_EXERCISE_.
Pick out every line with the word "this" and copy it.

Some records:
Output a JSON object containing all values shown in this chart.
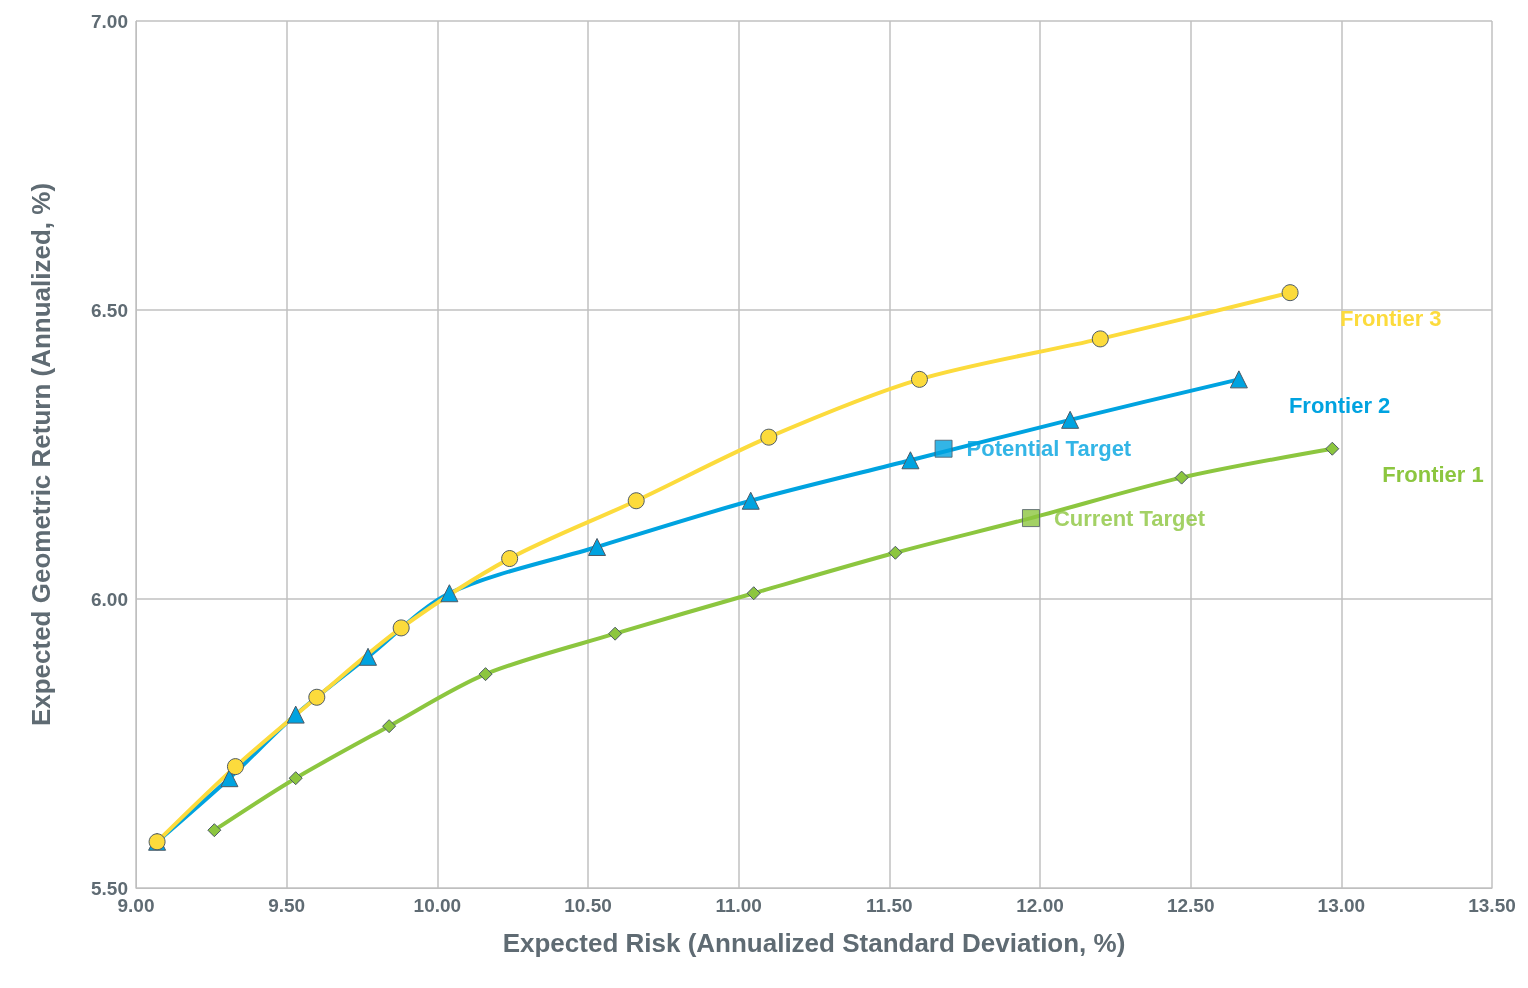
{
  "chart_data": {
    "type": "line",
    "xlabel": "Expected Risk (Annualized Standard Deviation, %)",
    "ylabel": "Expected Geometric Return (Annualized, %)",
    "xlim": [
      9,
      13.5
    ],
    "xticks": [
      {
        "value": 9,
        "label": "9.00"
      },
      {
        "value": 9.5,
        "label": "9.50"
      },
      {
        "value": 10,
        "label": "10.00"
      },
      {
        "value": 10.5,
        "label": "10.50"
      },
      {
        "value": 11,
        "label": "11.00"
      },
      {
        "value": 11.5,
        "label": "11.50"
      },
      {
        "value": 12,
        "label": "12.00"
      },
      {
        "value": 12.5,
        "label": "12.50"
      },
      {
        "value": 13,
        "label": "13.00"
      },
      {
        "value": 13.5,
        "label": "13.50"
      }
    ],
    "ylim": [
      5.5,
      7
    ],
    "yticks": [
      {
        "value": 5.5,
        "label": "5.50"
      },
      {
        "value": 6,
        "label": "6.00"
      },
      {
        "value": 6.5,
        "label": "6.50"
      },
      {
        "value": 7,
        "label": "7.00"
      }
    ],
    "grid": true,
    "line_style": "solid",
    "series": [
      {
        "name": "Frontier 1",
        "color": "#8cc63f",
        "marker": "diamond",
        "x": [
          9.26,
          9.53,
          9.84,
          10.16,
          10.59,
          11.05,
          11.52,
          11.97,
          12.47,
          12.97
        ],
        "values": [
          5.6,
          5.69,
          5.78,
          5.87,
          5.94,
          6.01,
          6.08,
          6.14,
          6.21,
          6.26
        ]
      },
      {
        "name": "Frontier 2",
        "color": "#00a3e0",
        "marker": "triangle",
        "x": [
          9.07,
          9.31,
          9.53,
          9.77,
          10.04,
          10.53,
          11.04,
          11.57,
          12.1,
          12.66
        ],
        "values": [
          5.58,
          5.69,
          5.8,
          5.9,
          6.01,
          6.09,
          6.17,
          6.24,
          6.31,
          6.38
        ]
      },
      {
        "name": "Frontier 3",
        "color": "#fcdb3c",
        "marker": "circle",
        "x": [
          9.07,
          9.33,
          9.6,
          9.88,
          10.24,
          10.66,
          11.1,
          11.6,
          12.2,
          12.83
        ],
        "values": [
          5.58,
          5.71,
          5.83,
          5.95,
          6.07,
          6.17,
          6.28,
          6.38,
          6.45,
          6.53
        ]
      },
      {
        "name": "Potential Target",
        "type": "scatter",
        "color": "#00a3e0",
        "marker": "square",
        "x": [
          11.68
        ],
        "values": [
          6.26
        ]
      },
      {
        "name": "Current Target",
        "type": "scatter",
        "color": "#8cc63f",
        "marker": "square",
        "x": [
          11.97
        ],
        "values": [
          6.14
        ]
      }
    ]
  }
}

--

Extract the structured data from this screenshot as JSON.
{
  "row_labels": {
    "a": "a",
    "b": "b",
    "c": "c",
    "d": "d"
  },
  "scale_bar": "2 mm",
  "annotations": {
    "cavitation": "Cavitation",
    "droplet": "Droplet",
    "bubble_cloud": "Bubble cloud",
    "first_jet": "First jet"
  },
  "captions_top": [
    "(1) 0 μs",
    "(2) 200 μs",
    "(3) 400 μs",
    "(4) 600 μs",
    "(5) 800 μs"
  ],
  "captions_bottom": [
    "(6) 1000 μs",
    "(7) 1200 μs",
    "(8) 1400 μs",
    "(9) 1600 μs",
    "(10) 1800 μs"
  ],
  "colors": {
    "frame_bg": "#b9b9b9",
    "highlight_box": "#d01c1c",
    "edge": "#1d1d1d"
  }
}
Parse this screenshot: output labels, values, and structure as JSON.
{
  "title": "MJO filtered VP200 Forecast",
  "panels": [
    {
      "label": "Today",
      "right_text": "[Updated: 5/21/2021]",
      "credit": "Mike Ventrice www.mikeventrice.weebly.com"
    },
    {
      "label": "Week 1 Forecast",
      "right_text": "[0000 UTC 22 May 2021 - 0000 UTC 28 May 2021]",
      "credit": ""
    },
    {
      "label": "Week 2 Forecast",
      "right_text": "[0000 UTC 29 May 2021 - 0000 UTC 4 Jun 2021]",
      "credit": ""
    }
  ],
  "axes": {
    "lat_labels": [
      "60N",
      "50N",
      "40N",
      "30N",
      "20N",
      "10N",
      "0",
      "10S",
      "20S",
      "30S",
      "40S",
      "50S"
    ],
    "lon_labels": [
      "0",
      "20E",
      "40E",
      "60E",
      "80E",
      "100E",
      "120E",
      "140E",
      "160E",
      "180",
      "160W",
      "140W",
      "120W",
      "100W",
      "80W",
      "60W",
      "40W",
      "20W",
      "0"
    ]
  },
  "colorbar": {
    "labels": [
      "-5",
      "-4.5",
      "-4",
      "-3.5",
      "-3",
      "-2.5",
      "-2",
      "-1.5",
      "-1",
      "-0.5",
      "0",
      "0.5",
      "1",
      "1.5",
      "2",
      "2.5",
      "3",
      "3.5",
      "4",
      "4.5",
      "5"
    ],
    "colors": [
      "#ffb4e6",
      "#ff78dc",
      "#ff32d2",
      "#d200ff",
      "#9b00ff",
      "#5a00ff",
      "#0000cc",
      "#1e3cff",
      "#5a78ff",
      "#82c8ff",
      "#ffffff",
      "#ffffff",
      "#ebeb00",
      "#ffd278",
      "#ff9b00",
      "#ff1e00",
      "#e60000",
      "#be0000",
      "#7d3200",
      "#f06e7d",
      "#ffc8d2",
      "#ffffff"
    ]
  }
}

_IN RESPONSE_.
Output a JSON object containing all values shown in this chart.
Extract the structured data from this screenshot as JSON.
Parse this screenshot: output labels, values, and structure as JSON.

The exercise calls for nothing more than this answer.